Objective 1: In the rows, rewrite the lines as a numbered list, starting with the line that contains "footer-total-pages: 3 (487, 1115, 499, 1135)" and going on through the line that contains "body-line: 县首例麻疹疑似病例。发现该疫情后我中心疾控科立即以电话 (137, 309, 745, 333)". Leave out any blank lines and include no other lines.

Quoted passage:
>> BEGIN

The Monuments Men (2014)
Dir: George Clooney
George Clooney assembles an unlikely group of skilled expert men to steal valuables from under the nose of an evil powerful man. ‘Oceans Eleven’ right? Wrong. So very and somewhat unfortunately wrong
Nearing the end of the second World War, art professor Frank Stokes (George Clooney) realises that all the art that Hitler has been accumulating is at risk of being lost forever and so assembles platoon consisting of a group of art experts (including Matt Damon, John Goodman, and Bill Murray) to help recover as many valuable pieces back from the Nazis as possible.
Such an interesting and largely unknown part of WWII history, was clearly a story worth telling so it’s clear to see why it was developed into a screenplay but the resulting film itself is sorely lacking. The film is far from terrible, with such a good cast, writer, and the studio support it clearly had due to these elements, it was always going to be a well-financed and therefore decent looking film. Where it falls short is in the tone. I know I can only speak for myself, but the more emotionally charged parts didn’t tug at my heartstrings and the dramatic parts didn’t have me in tension, I felt strangely disconnected, and I can understand why there are clear reasons I felt the way I did.
Maybe the fault is with me, I was obviously expecting one of two things from this film, and rather than getting neither I got both. While that may sound like a good thing, it’s not when you feel like neither of the two was satisfying. It’s like a cocktail, you may order a drink with two flavours you want in it but you want to be able to enjoy both in the right balance, so a vodka and coke is not so enjoyable if it’s too heavy on the vodka or the coke, there’s a proportion that works and in that case and this it’s not 50/50.

>> END

Given data:

>> BEGIN

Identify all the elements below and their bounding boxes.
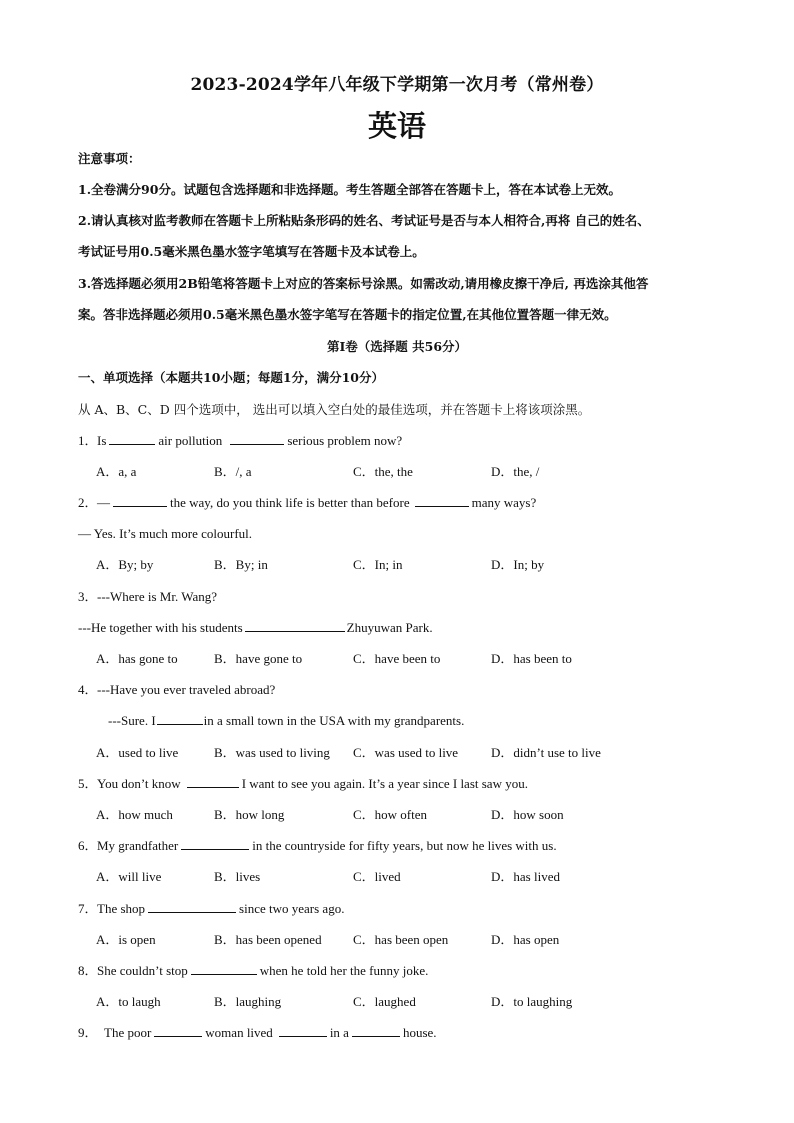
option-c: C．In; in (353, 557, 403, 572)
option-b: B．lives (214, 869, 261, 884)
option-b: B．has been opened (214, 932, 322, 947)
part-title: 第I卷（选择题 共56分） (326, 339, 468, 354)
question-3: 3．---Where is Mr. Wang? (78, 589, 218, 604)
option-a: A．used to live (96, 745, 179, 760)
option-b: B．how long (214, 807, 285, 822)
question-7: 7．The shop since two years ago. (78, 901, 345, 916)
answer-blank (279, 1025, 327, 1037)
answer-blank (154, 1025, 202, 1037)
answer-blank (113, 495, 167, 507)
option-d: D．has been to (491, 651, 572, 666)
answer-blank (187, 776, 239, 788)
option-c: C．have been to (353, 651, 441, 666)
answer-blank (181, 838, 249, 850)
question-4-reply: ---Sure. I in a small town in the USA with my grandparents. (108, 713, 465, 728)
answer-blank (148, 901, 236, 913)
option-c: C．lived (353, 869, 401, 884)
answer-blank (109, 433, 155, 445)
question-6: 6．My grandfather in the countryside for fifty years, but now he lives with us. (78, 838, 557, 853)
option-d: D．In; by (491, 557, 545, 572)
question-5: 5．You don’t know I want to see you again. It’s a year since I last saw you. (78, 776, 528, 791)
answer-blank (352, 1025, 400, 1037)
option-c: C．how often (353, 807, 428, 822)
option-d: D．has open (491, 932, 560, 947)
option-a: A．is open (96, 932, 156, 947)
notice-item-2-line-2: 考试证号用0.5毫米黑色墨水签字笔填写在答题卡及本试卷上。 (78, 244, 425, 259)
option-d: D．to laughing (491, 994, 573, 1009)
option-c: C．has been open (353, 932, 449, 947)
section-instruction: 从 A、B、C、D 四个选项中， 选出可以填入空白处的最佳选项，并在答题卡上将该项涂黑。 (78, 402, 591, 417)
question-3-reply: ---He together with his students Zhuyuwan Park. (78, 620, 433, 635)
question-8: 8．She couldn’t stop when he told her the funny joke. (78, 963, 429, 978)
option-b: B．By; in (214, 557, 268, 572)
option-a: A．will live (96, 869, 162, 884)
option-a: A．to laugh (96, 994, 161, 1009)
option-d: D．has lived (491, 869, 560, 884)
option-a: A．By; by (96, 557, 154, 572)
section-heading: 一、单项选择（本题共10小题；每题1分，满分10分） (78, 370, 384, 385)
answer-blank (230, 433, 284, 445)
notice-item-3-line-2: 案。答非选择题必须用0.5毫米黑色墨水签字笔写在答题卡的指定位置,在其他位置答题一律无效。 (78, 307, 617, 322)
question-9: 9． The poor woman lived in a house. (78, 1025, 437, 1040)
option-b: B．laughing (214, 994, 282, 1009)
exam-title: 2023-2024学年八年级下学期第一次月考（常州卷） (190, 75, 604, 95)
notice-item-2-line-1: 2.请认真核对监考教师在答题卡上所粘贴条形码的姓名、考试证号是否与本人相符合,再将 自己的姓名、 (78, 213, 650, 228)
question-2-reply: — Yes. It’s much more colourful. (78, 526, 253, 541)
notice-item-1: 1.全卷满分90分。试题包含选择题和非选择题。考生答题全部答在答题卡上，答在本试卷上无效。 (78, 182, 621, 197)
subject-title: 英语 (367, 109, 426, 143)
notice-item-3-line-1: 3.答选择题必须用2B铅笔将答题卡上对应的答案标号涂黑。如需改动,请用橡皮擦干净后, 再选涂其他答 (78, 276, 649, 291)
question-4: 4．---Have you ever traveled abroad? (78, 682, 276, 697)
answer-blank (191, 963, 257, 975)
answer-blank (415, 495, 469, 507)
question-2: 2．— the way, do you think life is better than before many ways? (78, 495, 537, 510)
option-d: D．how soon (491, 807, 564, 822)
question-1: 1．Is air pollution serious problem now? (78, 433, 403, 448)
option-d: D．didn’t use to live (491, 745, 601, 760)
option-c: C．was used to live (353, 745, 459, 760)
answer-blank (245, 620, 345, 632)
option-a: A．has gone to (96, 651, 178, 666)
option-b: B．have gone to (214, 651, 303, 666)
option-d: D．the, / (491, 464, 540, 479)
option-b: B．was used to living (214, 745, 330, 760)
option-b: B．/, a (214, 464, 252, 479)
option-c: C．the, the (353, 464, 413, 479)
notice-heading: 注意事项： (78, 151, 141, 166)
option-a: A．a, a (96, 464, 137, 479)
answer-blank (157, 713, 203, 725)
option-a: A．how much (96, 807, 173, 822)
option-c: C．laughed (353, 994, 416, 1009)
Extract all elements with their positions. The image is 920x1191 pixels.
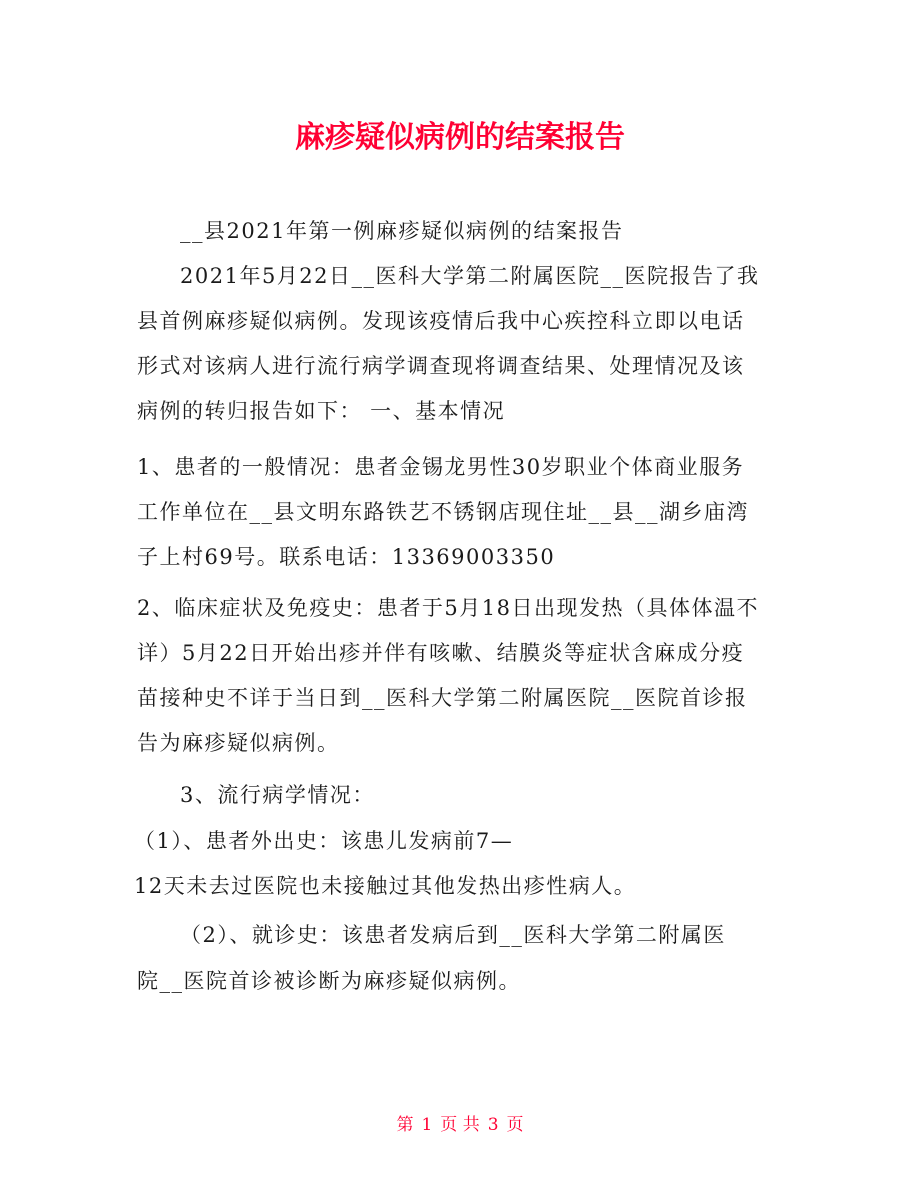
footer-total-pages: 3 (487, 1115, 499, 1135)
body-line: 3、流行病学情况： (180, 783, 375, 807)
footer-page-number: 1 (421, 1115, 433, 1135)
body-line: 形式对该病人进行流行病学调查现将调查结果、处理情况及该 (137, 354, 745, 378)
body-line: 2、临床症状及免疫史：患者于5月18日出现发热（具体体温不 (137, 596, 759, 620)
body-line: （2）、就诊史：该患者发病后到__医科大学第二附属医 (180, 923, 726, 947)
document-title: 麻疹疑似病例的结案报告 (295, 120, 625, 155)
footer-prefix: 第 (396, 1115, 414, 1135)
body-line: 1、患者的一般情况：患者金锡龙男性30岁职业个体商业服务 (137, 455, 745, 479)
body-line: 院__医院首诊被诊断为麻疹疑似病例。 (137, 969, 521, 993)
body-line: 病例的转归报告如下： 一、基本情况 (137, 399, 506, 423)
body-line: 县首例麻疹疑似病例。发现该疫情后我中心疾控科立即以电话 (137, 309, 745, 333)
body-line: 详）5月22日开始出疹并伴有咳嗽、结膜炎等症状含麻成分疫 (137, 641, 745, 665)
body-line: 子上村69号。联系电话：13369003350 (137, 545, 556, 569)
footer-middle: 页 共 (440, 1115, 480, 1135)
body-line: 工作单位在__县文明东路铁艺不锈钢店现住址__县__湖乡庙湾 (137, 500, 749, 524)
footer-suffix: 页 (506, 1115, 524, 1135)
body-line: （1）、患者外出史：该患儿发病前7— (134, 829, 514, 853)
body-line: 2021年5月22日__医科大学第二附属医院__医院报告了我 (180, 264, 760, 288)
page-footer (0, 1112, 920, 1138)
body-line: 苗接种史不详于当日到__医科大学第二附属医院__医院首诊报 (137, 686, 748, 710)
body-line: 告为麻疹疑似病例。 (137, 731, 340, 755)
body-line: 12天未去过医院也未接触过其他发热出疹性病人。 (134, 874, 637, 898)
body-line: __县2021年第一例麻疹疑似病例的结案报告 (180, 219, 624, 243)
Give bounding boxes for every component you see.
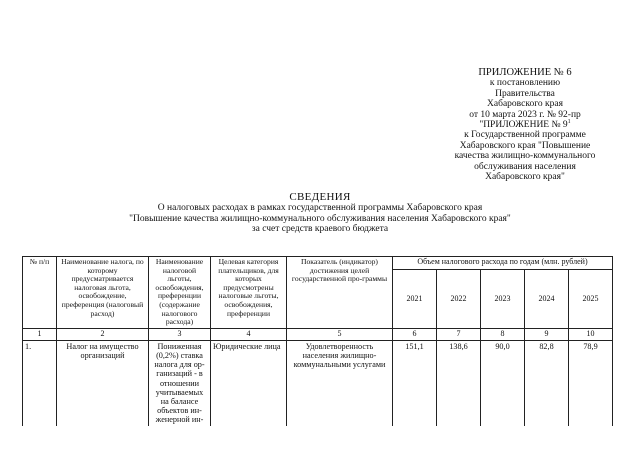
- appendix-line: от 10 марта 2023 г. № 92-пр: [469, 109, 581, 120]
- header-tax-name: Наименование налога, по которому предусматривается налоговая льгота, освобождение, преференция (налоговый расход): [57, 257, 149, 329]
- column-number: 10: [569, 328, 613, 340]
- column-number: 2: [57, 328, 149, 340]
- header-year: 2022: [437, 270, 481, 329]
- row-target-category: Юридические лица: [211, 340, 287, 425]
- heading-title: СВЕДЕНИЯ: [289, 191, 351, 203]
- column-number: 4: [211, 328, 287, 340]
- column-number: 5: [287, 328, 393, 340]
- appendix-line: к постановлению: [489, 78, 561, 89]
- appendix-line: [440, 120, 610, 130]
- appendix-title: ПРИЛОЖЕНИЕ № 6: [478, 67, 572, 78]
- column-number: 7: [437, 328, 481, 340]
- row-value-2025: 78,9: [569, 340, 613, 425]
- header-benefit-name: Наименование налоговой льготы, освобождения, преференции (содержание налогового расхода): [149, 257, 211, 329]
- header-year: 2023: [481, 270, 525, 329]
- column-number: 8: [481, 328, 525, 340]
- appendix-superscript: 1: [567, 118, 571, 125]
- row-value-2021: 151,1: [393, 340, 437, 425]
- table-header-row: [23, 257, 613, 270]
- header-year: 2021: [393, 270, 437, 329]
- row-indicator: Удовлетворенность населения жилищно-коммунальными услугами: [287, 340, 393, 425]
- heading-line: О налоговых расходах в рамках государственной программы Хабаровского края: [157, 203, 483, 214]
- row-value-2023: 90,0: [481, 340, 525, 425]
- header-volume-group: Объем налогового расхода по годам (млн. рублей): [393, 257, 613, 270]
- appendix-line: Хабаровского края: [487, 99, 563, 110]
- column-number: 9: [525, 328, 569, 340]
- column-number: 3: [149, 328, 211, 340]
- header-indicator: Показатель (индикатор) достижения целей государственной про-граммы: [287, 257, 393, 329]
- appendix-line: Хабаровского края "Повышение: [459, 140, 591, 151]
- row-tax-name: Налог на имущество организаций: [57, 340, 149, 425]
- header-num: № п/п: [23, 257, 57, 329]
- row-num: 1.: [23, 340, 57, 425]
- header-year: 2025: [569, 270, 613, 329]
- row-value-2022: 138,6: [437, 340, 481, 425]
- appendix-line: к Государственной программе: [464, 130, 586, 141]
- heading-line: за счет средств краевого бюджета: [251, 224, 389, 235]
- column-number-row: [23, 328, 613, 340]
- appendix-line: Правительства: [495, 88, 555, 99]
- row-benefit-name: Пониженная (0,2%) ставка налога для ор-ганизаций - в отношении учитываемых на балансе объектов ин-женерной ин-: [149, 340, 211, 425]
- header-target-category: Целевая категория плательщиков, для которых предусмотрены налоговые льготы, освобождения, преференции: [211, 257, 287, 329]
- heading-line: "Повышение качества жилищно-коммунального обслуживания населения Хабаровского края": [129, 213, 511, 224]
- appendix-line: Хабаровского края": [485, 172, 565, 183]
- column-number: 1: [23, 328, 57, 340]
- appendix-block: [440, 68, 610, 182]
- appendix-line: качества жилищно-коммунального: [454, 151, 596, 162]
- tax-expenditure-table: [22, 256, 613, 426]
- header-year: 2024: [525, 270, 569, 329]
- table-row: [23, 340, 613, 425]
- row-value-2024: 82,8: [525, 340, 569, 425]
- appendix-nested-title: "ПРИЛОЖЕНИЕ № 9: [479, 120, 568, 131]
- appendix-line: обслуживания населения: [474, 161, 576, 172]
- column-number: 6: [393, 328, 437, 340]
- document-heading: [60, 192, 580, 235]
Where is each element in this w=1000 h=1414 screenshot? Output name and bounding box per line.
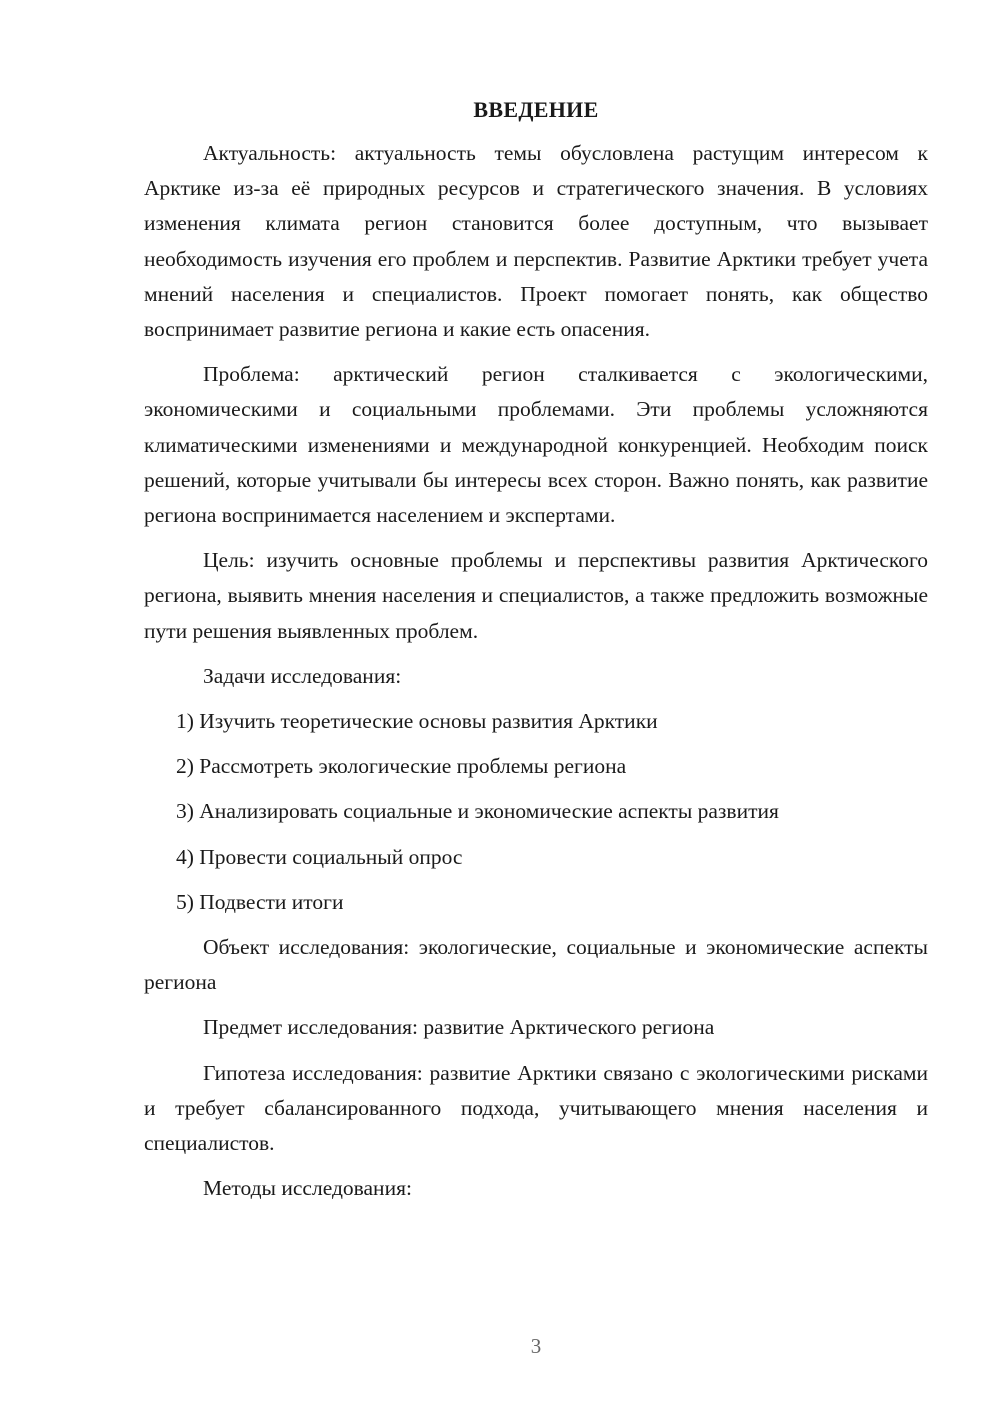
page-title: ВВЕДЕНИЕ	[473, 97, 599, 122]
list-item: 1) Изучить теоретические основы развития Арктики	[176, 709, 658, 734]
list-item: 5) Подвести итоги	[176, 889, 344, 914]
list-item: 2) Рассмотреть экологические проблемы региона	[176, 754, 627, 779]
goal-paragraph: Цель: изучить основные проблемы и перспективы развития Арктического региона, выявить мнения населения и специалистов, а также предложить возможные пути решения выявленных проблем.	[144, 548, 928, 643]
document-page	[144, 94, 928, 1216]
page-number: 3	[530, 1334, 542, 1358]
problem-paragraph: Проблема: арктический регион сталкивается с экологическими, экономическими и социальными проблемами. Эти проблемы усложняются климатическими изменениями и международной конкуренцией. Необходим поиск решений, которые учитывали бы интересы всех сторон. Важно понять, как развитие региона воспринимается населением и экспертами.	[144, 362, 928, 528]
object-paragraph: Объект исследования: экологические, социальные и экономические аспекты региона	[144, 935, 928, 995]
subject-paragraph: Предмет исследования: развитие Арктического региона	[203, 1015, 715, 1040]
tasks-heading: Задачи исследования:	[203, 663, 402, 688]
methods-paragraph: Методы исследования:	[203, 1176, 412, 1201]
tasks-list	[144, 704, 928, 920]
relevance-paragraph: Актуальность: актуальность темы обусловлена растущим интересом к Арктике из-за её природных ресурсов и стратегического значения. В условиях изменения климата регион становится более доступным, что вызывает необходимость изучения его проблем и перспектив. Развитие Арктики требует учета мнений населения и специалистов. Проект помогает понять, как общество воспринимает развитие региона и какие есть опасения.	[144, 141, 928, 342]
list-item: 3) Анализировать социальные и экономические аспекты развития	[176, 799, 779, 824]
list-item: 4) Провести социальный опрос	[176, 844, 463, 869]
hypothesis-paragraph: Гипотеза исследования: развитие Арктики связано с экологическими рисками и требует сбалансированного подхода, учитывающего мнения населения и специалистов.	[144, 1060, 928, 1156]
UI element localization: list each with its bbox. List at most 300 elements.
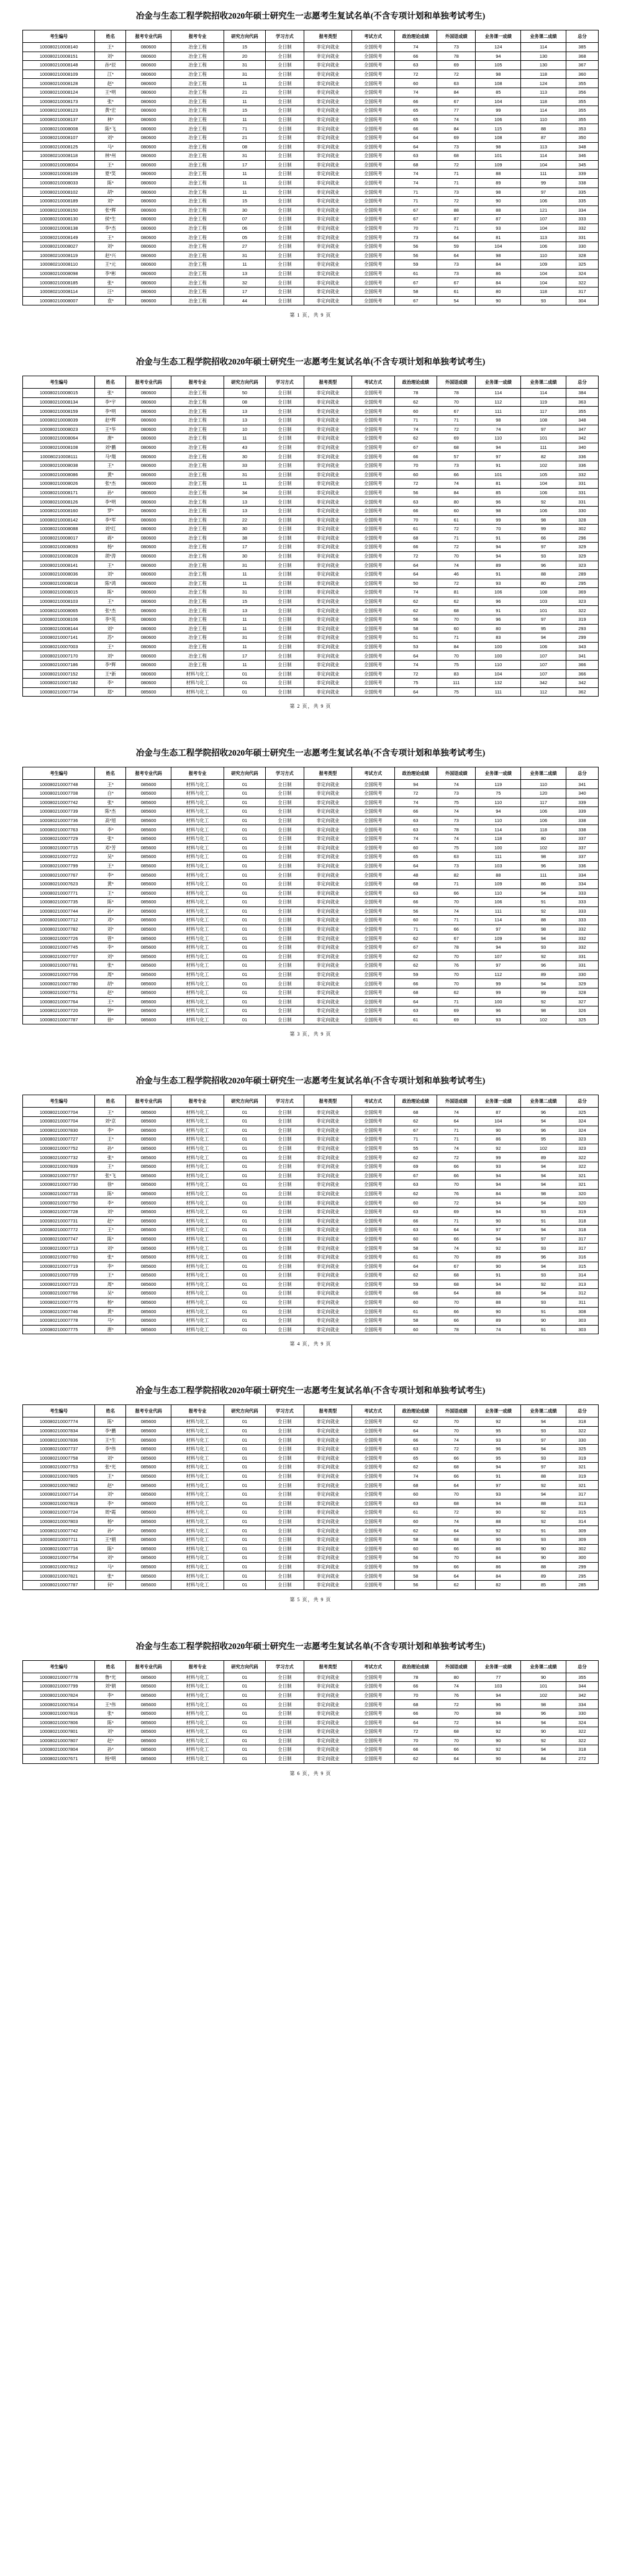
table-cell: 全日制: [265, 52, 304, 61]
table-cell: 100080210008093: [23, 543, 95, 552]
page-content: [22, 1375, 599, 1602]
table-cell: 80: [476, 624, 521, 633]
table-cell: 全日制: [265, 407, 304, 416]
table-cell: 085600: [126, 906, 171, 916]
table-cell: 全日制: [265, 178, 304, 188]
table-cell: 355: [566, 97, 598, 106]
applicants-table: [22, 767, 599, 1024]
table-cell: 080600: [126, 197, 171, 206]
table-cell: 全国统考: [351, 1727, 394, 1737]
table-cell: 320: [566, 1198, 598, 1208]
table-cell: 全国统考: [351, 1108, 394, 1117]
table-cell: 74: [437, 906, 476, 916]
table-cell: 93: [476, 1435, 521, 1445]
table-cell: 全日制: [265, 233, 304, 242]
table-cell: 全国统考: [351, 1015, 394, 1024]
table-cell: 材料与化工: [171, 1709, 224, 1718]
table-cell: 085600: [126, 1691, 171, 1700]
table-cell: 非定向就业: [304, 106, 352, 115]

>> END

Objective 2: Copy the part of the review of The Monuments Men that starts with "Dir: George Clooney" and goes on through "Nazis as possible.".

Full response 1:
1. footer-total-pages: 3 (487, 1115, 499, 1135)
2. body-line: 3、流行病学情况： (180, 783, 375, 807)
3. footer-page-number: 1 (421, 1115, 433, 1135)
4. body-line: 形式对该病人进行流行病学调查现将调查结果、处理情况及该 (137, 354, 745, 378)
5. body-line: 2、临床症状及免疫史：患者于5月18日出现发热（具体体温不 (137, 596, 759, 620)
6. body-line: （2）、就诊史：该患者发病后到__医科大学第二附属医 (180, 923, 726, 947)
7. document-title: 麻疹疑似病例的结案报告 (295, 120, 625, 155)
8. footer-prefix: 第 (396, 1115, 414, 1135)
9. body-line: 1、患者的一般情况：患者金锡龙男性30岁职业个体商业服务 (137, 455, 745, 479)
10. body-line: 院__医院首诊被诊断为麻疹疑似病例。 (137, 969, 521, 993)
11. body-line: 病例的转归报告如下： 一、基本情况 (137, 399, 506, 423)
12. body-line: 县首例麻疹疑似病例。发现该疫情后我中心疾控科立即以电话 (137, 309, 745, 333)

Full response 2:
Dir: George Clooney
George Clooney assembles an unlikely group of skilled expert men to steal valuables from under the nose of an evil powerful man. ‘Oceans Eleven’ right? Wrong. So very and somewhat unfortunately wrong
Nearing the end of the second World War, art professor Frank Stokes (George Clooney) realises that all the art that Hitler has been accumulating is at risk of being lost forever and so assembles platoon consisting of a group of art experts (including Matt Damon, John Goodman, and Bill Murray) to help recover as many valuable pieces back from the Nazis as possible.